#### Exercise requirements
For each line of the data below that holds "Upgrade", copy the line.

--------------------------------

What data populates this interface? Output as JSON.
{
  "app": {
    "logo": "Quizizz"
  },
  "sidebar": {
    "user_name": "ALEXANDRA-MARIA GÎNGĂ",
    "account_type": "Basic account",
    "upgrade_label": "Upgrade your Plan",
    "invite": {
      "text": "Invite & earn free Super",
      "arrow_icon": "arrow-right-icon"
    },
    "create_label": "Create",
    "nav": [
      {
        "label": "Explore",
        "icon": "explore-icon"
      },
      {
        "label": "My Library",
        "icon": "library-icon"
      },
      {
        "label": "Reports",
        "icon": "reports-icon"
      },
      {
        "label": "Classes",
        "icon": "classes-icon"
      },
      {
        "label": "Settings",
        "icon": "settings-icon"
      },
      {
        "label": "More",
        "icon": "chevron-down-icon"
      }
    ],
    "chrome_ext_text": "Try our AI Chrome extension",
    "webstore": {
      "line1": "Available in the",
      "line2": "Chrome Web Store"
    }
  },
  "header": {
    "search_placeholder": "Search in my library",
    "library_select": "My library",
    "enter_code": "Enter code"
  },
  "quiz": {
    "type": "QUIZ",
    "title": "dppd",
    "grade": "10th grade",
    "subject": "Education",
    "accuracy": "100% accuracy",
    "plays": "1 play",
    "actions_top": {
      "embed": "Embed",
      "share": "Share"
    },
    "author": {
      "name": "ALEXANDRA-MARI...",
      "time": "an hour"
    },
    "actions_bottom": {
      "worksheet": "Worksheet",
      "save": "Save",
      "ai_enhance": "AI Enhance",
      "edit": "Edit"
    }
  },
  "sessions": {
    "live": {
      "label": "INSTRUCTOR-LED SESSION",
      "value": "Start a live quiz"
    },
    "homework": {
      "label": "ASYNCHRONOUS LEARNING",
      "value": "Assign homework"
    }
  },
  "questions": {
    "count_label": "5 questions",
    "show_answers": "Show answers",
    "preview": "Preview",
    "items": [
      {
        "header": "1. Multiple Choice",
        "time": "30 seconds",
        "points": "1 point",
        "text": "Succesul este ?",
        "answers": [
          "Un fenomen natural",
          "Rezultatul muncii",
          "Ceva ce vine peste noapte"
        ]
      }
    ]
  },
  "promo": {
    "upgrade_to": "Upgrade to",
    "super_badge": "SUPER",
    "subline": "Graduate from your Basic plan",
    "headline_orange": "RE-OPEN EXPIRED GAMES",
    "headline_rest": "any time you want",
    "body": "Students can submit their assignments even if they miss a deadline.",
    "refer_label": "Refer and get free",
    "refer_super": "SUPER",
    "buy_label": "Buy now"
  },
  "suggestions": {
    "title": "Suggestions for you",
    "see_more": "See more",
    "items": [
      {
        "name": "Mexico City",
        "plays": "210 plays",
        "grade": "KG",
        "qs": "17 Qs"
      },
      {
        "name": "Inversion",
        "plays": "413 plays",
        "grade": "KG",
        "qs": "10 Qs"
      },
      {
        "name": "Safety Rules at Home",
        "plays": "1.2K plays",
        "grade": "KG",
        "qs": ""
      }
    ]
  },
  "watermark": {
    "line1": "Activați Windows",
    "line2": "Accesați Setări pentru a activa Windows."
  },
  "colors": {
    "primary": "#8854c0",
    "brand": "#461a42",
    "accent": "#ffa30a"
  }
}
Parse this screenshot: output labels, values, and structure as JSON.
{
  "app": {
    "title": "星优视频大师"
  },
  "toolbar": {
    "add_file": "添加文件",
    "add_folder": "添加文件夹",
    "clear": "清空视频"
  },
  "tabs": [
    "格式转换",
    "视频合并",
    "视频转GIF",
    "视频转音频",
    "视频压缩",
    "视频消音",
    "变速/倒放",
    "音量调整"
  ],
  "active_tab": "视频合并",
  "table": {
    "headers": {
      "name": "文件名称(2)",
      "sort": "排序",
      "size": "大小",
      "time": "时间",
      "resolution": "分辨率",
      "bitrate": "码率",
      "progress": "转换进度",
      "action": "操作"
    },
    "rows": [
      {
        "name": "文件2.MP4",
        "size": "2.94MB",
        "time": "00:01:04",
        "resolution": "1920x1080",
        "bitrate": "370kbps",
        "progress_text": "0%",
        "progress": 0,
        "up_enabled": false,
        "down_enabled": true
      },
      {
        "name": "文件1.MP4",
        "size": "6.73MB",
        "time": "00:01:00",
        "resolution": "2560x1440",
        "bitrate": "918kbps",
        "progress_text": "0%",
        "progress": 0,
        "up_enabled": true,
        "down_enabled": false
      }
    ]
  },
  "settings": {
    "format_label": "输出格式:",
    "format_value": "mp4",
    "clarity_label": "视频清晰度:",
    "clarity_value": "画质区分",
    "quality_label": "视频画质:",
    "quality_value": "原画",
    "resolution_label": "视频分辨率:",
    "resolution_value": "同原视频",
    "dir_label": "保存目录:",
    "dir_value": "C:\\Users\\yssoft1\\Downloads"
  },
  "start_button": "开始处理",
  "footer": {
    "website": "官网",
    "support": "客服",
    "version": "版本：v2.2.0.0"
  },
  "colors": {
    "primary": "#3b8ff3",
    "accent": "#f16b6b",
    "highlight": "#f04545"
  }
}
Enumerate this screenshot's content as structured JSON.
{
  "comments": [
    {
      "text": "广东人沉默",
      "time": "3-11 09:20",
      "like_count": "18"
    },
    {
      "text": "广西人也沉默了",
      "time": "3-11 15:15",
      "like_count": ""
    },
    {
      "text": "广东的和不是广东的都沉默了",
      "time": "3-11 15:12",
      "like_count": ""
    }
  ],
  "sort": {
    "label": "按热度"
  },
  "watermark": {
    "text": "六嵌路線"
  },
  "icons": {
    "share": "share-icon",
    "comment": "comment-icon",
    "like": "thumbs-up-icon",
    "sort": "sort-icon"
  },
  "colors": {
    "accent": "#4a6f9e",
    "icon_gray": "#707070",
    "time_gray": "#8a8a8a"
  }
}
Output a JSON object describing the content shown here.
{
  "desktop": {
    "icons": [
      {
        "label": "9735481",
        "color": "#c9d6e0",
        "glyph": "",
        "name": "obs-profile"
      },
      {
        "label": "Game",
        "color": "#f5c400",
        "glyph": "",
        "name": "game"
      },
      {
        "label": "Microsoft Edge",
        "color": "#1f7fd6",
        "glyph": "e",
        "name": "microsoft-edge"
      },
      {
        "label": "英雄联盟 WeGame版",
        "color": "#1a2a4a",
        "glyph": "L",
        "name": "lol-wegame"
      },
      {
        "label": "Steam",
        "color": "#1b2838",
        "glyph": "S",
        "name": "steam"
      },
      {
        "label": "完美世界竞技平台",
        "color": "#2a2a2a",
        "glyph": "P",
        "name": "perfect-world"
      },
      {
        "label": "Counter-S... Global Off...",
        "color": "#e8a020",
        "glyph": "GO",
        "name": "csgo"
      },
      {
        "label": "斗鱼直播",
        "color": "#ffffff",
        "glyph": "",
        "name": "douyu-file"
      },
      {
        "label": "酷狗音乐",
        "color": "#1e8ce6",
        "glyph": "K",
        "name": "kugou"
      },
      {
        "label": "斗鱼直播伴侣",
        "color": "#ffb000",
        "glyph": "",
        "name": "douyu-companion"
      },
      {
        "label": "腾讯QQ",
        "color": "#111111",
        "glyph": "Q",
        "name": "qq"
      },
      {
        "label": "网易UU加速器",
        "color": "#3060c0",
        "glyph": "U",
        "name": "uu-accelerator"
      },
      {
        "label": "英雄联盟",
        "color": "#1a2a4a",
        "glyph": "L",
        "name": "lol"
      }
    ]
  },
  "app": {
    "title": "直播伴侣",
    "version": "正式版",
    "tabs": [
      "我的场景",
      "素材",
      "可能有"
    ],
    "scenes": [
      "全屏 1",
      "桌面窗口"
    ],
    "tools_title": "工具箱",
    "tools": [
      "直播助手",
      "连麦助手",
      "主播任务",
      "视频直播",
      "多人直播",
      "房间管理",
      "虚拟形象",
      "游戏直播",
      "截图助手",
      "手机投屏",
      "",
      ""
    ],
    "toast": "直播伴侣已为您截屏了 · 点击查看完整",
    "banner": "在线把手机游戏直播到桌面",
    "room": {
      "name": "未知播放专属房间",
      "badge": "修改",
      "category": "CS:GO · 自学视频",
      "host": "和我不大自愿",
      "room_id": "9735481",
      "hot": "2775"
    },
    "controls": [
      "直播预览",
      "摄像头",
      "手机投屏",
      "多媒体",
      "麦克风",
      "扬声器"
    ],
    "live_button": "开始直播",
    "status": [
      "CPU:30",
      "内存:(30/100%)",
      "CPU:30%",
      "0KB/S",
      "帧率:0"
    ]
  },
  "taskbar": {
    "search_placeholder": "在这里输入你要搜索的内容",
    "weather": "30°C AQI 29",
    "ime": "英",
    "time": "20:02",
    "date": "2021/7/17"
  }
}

--------------------------------

#### Solution to the exercise
    "upgrade_label": "Upgrade your Plan",
    "upgrade_to": "Upgrade to",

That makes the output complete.